▶ _Exercise_
Can you write out all of the material below, word for word?

▶ _Dataset extract_

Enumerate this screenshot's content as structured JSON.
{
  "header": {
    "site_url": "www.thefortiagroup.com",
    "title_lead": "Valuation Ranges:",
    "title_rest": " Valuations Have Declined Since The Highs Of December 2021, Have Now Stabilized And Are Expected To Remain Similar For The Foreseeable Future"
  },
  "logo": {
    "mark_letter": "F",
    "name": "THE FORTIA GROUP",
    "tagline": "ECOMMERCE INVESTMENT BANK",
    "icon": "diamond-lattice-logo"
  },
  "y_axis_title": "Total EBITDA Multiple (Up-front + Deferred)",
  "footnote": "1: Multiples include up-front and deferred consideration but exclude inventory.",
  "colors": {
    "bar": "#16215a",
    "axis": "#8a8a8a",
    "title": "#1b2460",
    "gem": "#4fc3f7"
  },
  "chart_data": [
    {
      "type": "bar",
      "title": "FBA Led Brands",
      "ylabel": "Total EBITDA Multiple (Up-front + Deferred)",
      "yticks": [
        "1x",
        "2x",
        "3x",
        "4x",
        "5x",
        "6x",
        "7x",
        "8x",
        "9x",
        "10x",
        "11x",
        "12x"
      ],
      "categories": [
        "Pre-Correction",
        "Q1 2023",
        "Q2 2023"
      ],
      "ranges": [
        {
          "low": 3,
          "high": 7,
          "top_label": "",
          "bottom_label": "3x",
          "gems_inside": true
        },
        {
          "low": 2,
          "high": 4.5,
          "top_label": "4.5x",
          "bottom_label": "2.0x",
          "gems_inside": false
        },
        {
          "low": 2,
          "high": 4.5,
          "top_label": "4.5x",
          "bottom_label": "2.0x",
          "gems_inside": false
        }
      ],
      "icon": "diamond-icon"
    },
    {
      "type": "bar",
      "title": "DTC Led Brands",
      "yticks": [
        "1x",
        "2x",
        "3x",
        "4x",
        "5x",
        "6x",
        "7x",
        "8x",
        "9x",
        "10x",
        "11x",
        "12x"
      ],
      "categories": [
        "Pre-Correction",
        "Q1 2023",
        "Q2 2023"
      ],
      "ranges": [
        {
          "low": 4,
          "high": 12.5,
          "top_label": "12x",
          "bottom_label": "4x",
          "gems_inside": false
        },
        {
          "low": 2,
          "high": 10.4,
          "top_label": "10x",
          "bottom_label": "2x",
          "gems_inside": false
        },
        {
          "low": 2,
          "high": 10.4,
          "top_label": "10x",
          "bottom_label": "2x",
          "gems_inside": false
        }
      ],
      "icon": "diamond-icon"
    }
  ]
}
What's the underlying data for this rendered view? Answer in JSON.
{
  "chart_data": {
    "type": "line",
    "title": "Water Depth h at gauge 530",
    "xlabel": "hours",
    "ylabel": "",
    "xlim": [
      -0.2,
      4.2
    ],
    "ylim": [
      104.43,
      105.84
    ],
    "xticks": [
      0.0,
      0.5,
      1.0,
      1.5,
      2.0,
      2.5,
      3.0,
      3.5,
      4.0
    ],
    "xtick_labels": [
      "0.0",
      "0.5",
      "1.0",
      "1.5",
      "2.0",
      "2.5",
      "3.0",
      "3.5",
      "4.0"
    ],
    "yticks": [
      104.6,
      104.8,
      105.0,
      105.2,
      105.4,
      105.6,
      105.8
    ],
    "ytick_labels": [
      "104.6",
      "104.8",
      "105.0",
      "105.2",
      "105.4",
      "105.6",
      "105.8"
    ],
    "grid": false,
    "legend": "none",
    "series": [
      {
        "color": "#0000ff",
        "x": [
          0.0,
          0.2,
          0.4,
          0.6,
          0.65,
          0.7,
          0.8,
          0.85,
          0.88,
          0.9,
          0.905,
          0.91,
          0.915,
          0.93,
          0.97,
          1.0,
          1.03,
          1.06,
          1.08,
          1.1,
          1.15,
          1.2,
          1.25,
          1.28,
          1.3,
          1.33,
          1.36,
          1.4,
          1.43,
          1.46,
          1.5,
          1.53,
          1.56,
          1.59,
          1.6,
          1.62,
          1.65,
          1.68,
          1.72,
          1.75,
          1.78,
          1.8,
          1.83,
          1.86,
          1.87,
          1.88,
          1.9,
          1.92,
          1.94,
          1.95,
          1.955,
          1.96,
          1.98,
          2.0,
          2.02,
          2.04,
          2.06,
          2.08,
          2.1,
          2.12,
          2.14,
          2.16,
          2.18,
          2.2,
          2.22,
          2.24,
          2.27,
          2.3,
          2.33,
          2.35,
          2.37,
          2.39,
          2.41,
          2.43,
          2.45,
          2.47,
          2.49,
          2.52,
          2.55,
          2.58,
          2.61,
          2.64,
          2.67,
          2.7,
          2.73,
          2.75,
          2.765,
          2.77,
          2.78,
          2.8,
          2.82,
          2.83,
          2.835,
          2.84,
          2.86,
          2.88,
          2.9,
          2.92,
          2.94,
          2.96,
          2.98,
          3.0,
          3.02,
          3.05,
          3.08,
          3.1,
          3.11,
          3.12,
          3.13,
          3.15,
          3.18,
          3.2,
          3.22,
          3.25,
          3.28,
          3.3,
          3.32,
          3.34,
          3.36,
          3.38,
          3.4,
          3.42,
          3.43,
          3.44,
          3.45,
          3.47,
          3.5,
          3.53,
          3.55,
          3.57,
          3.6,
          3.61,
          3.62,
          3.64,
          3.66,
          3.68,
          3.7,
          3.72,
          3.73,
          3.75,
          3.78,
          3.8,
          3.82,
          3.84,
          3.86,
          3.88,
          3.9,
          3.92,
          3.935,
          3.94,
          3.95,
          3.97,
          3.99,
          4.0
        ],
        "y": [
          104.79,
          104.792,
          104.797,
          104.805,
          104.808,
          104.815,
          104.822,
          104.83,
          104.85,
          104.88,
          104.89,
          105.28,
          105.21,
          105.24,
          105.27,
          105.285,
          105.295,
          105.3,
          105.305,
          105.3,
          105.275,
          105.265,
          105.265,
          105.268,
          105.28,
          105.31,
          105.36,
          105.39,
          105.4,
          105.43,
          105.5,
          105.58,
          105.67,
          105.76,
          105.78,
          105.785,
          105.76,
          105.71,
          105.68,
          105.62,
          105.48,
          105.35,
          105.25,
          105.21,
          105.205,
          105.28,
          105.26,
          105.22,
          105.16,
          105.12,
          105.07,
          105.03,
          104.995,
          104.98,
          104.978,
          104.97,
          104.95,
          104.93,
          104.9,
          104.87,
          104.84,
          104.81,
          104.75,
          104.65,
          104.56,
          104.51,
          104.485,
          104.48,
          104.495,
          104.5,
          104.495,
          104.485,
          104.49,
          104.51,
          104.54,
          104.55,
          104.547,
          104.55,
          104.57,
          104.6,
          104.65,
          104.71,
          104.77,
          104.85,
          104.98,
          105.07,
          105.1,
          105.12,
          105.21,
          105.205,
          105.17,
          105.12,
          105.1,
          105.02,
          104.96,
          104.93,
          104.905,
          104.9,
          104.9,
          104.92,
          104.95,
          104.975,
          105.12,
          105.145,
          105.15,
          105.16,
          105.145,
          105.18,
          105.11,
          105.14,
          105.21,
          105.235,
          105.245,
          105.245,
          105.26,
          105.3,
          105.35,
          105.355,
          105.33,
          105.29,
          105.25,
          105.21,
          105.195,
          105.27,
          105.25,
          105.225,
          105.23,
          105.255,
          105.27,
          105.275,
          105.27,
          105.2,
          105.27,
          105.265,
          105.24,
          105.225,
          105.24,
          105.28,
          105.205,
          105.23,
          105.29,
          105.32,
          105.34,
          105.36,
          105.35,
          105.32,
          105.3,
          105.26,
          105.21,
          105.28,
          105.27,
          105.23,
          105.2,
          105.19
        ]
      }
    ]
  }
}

▶ _Task answer_
Enumerate this screenshot's content as structured JSON.
{
  "header": {
    "site_url": "www.thefortiagroup.com",
    "title_lead": "Valuation Ranges:",
    "title_rest": " Valuations Have Declined Since The Highs Of December 2021, Have Now Stabilized And Are Expected To Remain Similar For The Foreseeable Future"
  },
  "logo": {
    "mark_letter": "F",
    "name": "THE FORTIA GROUP",
    "tagline": "ECOMMERCE INVESTMENT BANK",
    "icon": "diamond-lattice-logo"
  },
  "y_axis_title": "Total EBITDA Multiple (Up-front + Deferred)",
  "footnote": "1: Multiples include up-front and deferred consideration but exclude inventory.",
  "colors": {
    "bar": "#16215a",
    "axis": "#8a8a8a",
    "title": "#1b2460",
    "gem": "#4fc3f7"
  },
  "chart_data": [
    {
      "type": "bar",
      "title": "FBA Led Brands",
      "ylabel": "Total EBITDA Multiple (Up-front + Deferred)",
      "yticks": [
        "1x",
        "2x",
        "3x",
        "4x",
        "5x",
        "6x",
        "7x",
        "8x",
        "9x",
        "10x",
        "11x",
        "12x"
      ],
      "categories": [
        "Pre-Correction",
        "Q1 2023",
        "Q2 2023"
      ],
      "ranges": [
        {
          "low": 3,
          "high": 7,
          "top_label": "",
          "bottom_label": "3x",
          "gems_inside": true
        },
        {
          "low": 2,
          "high": 4.5,
          "top_label": "4.5x",
          "bottom_label": "2.0x",
          "gems_inside": false
        },
        {
          "low": 2,
          "high": 4.5,
          "top_label": "4.5x",
          "bottom_label": "2.0x",
          "gems_inside": false
        }
      ],
      "icon": "diamond-icon"
    },
    {
      "type": "bar",
      "title": "DTC Led Brands",
      "yticks": [
        "1x",
        "2x",
        "3x",
        "4x",
        "5x",
        "6x",
        "7x",
        "8x",
        "9x",
        "10x",
        "11x",
        "12x"
      ],
      "categories": [
        "Pre-Correction",
        "Q1 2023",
        "Q2 2023"
      ],
      "ranges": [
        {
          "low": 4,
          "high": 12.5,
          "top_label": "12x",
          "bottom_label": "4x",
          "gems_inside": false
        },
        {
          "low": 2,
          "high": 10.4,
          "top_label": "10x",
          "bottom_label": "2x",
          "gems_inside": false
        },
        {
          "low": 2,
          "high": 10.4,
          "top_label": "10x",
          "bottom_label": "2x",
          "gems_inside": false
        }
      ],
      "icon": "diamond-icon"
    }
  ]
}
What's the underlying data for this rendered view? Answer in JSON.
{
  "chart_data": {
    "type": "line",
    "title": "Water Depth h at gauge 530",
    "xlabel": "hours",
    "ylabel": "",
    "xlim": [
      -0.2,
      4.2
    ],
    "ylim": [
      104.43,
      105.84
    ],
    "xticks": [
      0.0,
      0.5,
      1.0,
      1.5,
      2.0,
      2.5,
      3.0,
      3.5,
      4.0
    ],
    "xtick_labels": [
      "0.0",
      "0.5",
      "1.0",
      "1.5",
      "2.0",
      "2.5",
      "3.0",
      "3.5",
      "4.0"
    ],
    "yticks": [
      104.6,
      104.8,
      105.0,
      105.2,
      105.4,
      105.6,
      105.8
    ],
    "ytick_labels": [
      "104.6",
      "104.8",
      "105.0",
      "105.2",
      "105.4",
      "105.6",
      "105.8"
    ],
    "grid": false,
    "legend": "none",
    "series": [
      {
        "color": "#0000ff",
        "x": [
          0.0,
          0.2,
          0.4,
          0.6,
          0.65,
          0.7,
          0.8,
          0.85,
          0.88,
          0.9,
          0.905,
          0.91,
          0.915,
          0.93,
          0.97,
          1.0,
          1.03,
          1.06,
          1.08,
          1.1,
          1.15,
          1.2,
          1.25,
          1.28,
          1.3,
          1.33,
          1.36,
          1.4,
          1.43,
          1.46,
          1.5,
          1.53,
          1.56,
          1.59,
          1.6,
          1.62,
          1.65,
          1.68,
          1.72,
          1.75,
          1.78,
          1.8,
          1.83,
          1.86,
          1.87,
          1.88,
          1.9,
          1.92,
          1.94,
          1.95,
          1.955,
          1.96,
          1.98,
          2.0,
          2.02,
          2.04,
          2.06,
          2.08,
          2.1,
          2.12,
          2.14,
          2.16,
          2.18,
          2.2,
          2.22,
          2.24,
          2.27,
          2.3,
          2.33,
          2.35,
          2.37,
          2.39,
          2.41,
          2.43,
          2.45,
          2.47,
          2.49,
          2.52,
          2.55,
          2.58,
          2.61,
          2.64,
          2.67,
          2.7,
          2.73,
          2.75,
          2.765,
          2.77,
          2.78,
          2.8,
          2.82,
          2.83,
          2.835,
          2.84,
          2.86,
          2.88,
          2.9,
          2.92,
          2.94,
          2.96,
          2.98,
          3.0,
          3.02,
          3.05,
          3.08,
          3.1,
          3.11,
          3.12,
          3.13,
          3.15,
          3.18,
          3.2,
          3.22,
          3.25,
          3.28,
          3.3,
          3.32,
          3.34,
          3.36,
          3.38,
          3.4,
          3.42,
          3.43,
          3.44,
          3.45,
          3.47,
          3.5,
          3.53,
          3.55,
          3.57,
          3.6,
          3.61,
          3.62,
          3.64,
          3.66,
          3.68,
          3.7,
          3.72,
          3.73,
          3.75,
          3.78,
          3.8,
          3.82,
          3.84,
          3.86,
          3.88,
          3.9,
          3.92,
          3.935,
          3.94,
          3.95,
          3.97,
          3.99,
          4.0
        ],
        "y": [
          104.79,
          104.792,
          104.797,
          104.805,
          104.808,
          104.815,
          104.822,
          104.83,
          104.85,
          104.88,
          104.89,
          105.28,
          105.21,
          105.24,
          105.27,
          105.285,
          105.295,
          105.3,
          105.305,
          105.3,
          105.275,
          105.265,
          105.265,
          105.268,
          105.28,
          105.31,
          105.36,
          105.39,
          105.4,
          105.43,
          105.5,
          105.58,
          105.67,
          105.76,
          105.78,
          105.785,
          105.76,
          105.71,
          105.68,
          105.62,
          105.48,
          105.35,
          105.25,
          105.21,
          105.205,
          105.28,
          105.26,
          105.22,
          105.16,
          105.12,
          105.07,
          105.03,
          104.995,
          104.98,
          104.978,
          104.97,
          104.95,
          104.93,
          104.9,
          104.87,
          104.84,
          104.81,
          104.75,
          104.65,
          104.56,
          104.51,
          104.485,
          104.48,
          104.495,
          104.5,
          104.495,
          104.485,
          104.49,
          104.51,
          104.54,
          104.55,
          104.547,
          104.55,
          104.57,
          104.6,
          104.65,
          104.71,
          104.77,
          104.85,
          104.98,
          105.07,
          105.1,
          105.12,
          105.21,
          105.205,
          105.17,
          105.12,
          105.1,
          105.02,
          104.96,
          104.93,
          104.905,
          104.9,
          104.9,
          104.92,
          104.95,
          104.975,
          105.12,
          105.145,
          105.15,
          105.16,
          105.145,
          105.18,
          105.11,
          105.14,
          105.21,
          105.235,
          105.245,
          105.245,
          105.26,
          105.3,
          105.35,
          105.355,
          105.33,
          105.29,
          105.25,
          105.21,
          105.195,
          105.27,
          105.25,
          105.225,
          105.23,
          105.255,
          105.27,
          105.275,
          105.27,
          105.2,
          105.27,
          105.265,
          105.24,
          105.225,
          105.24,
          105.28,
          105.205,
          105.23,
          105.29,
          105.32,
          105.34,
          105.36,
          105.35,
          105.32,
          105.3,
          105.26,
          105.21,
          105.28,
          105.27,
          105.23,
          105.2,
          105.19
        ]
      }
    ]
  }
}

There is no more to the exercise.